Figure contents as structured data
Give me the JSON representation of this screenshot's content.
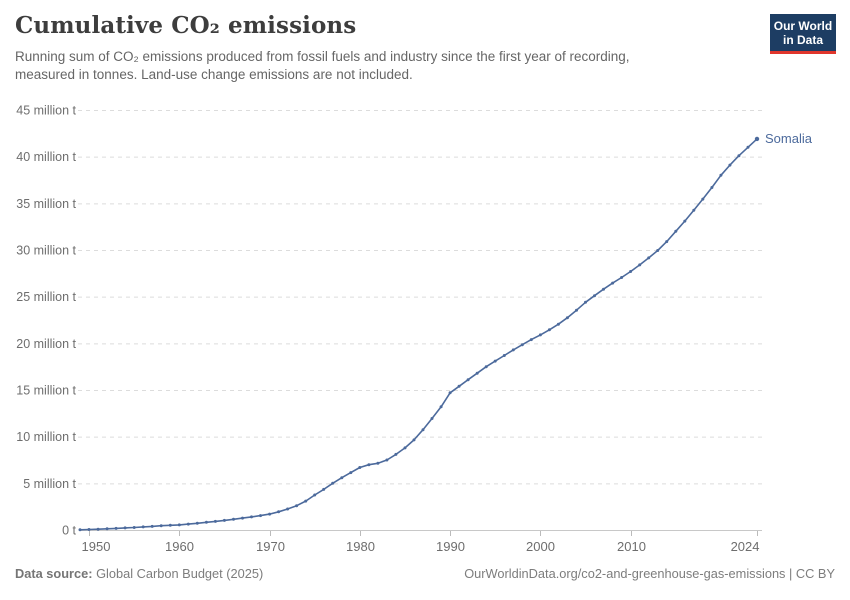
{
  "header": {
    "title": "Cumulative CO₂ emissions",
    "subtitle_line1": "Running sum of CO₂ emissions produced from fossil fuels and industry since the first year of recording,",
    "subtitle_line2": "measured in tonnes. Land-use change emissions are not included.",
    "logo_line1": "Our World",
    "logo_line2": "in Data"
  },
  "footer": {
    "source_label": "Data source:",
    "source_value": "Global Carbon Budget (2025)",
    "right_text": "OurWorldinData.org/co2-and-greenhouse-gas-emissions | CC BY"
  },
  "colors": {
    "line": "#4c6a9c",
    "entity_label": "#4c6a9c",
    "grid": "#dcdcdc",
    "axis": "#c8c8c8",
    "tick": "#bbbbbb",
    "axis_text": "#6e6e6e",
    "logo_bg": "#1d3d63",
    "logo_underline": "#e0362c"
  },
  "chart_data": {
    "type": "line",
    "title": "Cumulative CO₂ emissions",
    "entity_label": "Somalia",
    "ylabel": "",
    "xlabel": "",
    "unit": "tonnes",
    "ylim": [
      0,
      45
    ],
    "xlim": [
      1949,
      2024
    ],
    "grid": "dashed-horizontal",
    "legend_position": "end-of-line",
    "y_tick_values": [
      0,
      5,
      10,
      15,
      20,
      25,
      30,
      35,
      40,
      45
    ],
    "y_tick_labels": [
      "0 t",
      "5 million t",
      "10 million t",
      "15 million t",
      "20 million t",
      "25 million t",
      "30 million t",
      "35 million t",
      "40 million t",
      "45 million t"
    ],
    "x_tick_values": [
      1950,
      1960,
      1970,
      1980,
      1990,
      2000,
      2010,
      2024
    ],
    "x_tick_labels": [
      "1950",
      "1960",
      "1970",
      "1980",
      "1990",
      "2000",
      "2010",
      "2024"
    ],
    "series": [
      {
        "name": "Somalia",
        "color": "#4c6a9c",
        "x_start": 1949,
        "x_step": 1,
        "values_million_t": [
          0.02,
          0.05,
          0.09,
          0.13,
          0.17,
          0.22,
          0.27,
          0.33,
          0.39,
          0.46,
          0.5,
          0.55,
          0.63,
          0.72,
          0.82,
          0.92,
          1.03,
          1.15,
          1.27,
          1.4,
          1.54,
          1.7,
          1.95,
          2.25,
          2.6,
          3.1,
          3.75,
          4.35,
          5.0,
          5.6,
          6.15,
          6.7,
          7.0,
          7.15,
          7.5,
          8.1,
          8.8,
          9.65,
          10.75,
          11.95,
          13.2,
          14.7,
          15.4,
          16.1,
          16.8,
          17.5,
          18.1,
          18.7,
          19.3,
          19.85,
          20.4,
          20.9,
          21.45,
          22.05,
          22.75,
          23.55,
          24.4,
          25.1,
          25.8,
          26.45,
          27.05,
          27.7,
          28.4,
          29.15,
          29.95,
          30.9,
          32.0,
          33.1,
          34.25,
          35.45,
          36.7,
          38.0,
          39.1,
          40.1,
          41.0,
          41.9
        ]
      }
    ]
  }
}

§ Given instruction
From the entries above, list each line with "grid" in it.

§ Task response
    "grid": "#dcdcdc",
    "grid": "dashed-horizontal",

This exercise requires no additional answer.